_Instruction_. All entries are to be quoted exactly; the images stay out of the copy.

[Dataset items]
|---|

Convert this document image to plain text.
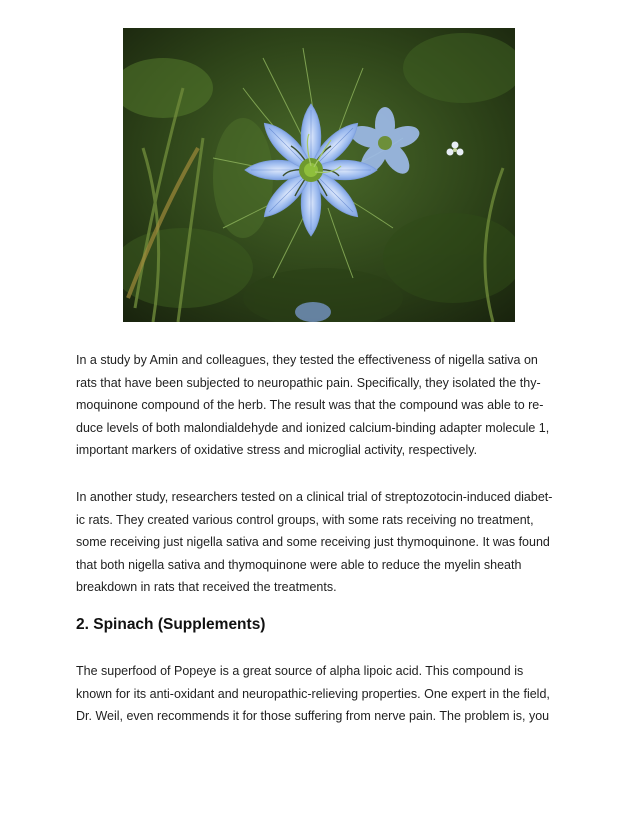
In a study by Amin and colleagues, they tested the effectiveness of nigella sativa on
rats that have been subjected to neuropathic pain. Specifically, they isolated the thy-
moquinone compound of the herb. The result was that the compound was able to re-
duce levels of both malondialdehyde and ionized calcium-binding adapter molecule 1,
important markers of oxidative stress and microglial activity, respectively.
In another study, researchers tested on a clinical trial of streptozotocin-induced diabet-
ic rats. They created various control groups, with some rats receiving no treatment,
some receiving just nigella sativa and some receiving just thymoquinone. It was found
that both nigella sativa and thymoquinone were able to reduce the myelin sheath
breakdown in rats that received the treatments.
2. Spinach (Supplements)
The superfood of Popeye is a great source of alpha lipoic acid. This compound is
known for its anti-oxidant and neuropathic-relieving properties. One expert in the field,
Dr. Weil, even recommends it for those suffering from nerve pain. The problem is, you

|---|

_Task result_.
Convert this document image to plain text.
In a study by Amin and colleagues, they tested the effectiveness of nigella sativa on
rats that have been subjected to neuropathic pain. Specifically, they isolated the thy-
moquinone compound of the herb. The result was that the compound was able to re-
duce levels of both malondialdehyde and ionized calcium-binding adapter molecule 1,
important markers of oxidative stress and microglial activity, respectively.
In another study, researchers tested on a clinical trial of streptozotocin-induced diabet-
ic rats. They created various control groups, with some rats receiving no treatment,
some receiving just nigella sativa and some receiving just thymoquinone. It was found
that both nigella sativa and thymoquinone were able to reduce the myelin sheath
breakdown in rats that received the treatments.
2. Spinach (Supplements)
The superfood of Popeye is a great source of alpha lipoic acid. This compound is
known for its anti-oxidant and neuropathic-relieving properties. One expert in the field,
Dr. Weil, even recommends it for those suffering from nerve pain. The problem is, you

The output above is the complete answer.